JOB => Output the material below unchanged, apart from leaving out the pictures.

(Dataset records)

--- start ---

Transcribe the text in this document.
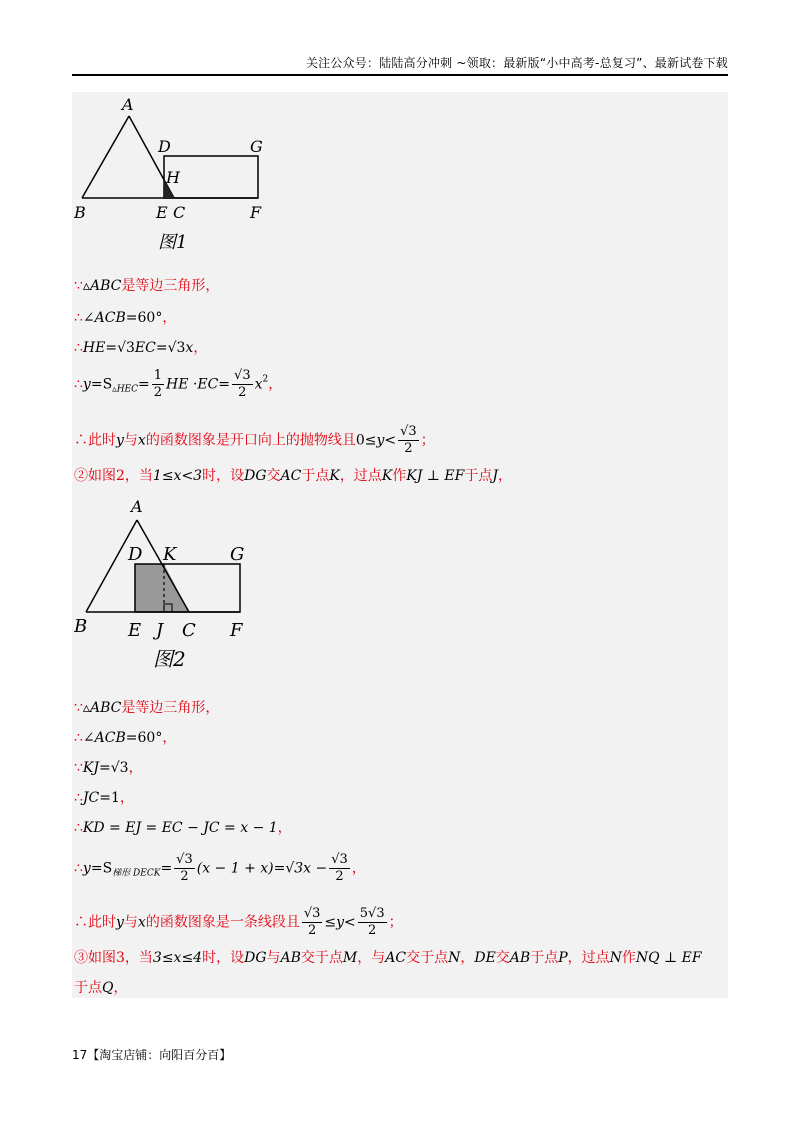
关注公众号：陆陆高分冲刺 ~领取：最新版“小中高考-总复习”、最新试卷下载
A
B
D
H
E C
G
F
图1
∵▵ABC是等边三角形，
∴∠ACB=60°，
∴HE=√3EC=√3x，
$\therefore y=S_{▵HEC}= \frac{1}{2}$ HE $\cdot EC= \frac{√3}{2} x^2$，
∴此时y与x的函数图象是开口向上的抛物线且$0\le y< \frac{√3}{2}$ ；
②如图2，当1≤x<3时，设DG交AC于点K，过点K作KJ ⊥ EF于点J，
A
B
D K	G
E J C F
图2
∵▵ABC是等边三角形，
∴∠ACB=60°，
∵KJ=√3，
∴JC=1，
∴KD = EJ = EC − JC = x − 1，
$\therefore y=S_{梯形 DECK}= \frac{√3}{2} (x - 1 + x)=√3x - \frac{√3}{2}$ ，
∴此时y与x的函数图象是一条线段且 $\frac{√3}{2} \le y< \frac{5√3}{2}$ ；
③如图3，当3≤x≤4时，设DG与AB交于点M，与AC交于点N，DE交AB于点P，过点N作NQ ⊥ EF
于点Q，
17【淘宝店铺：向阳百分百】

--- end ---

THE COMPLETED TASK =>
Transcribe the text in this document.
关注公众号：陆陆高分冲刺 ~领取：最新版“小中高考-总复习”、最新试卷下载
A
B
D
H
E C
G
F
图1
∵▵ABC是等边三角形，
∴∠ACB=60°，
∴HE=√3EC=√3x，
$\therefore y=S_{▵HEC}= \frac{1}{2}$ HE $\cdot EC= \frac{√3}{2} x^2$，
∴此时y与x的函数图象是开口向上的抛物线且$0\le y< \frac{√3}{2}$ ；
②如图2，当1≤x<3时，设DG交AC于点K，过点K作KJ ⊥ EF于点J，
A
B
D K	G
E J C F
图2
∵▵ABC是等边三角形，
∴∠ACB=60°，
∵KJ=√3，
∴JC=1，
∴KD = EJ = EC − JC = x − 1，
$\therefore y=S_{梯形 DECK}= \frac{√3}{2} (x - 1 + x)=√3x - \frac{√3}{2}$ ，
∴此时y与x的函数图象是一条线段且 $\frac{√3}{2} \le y< \frac{5√3}{2}$ ；
③如图3，当3≤x≤4时，设DG与AB交于点M，与AC交于点N，DE交AB于点P，过点N作NQ ⊥ EF
于点Q，
17【淘宝店铺：向阳百分百】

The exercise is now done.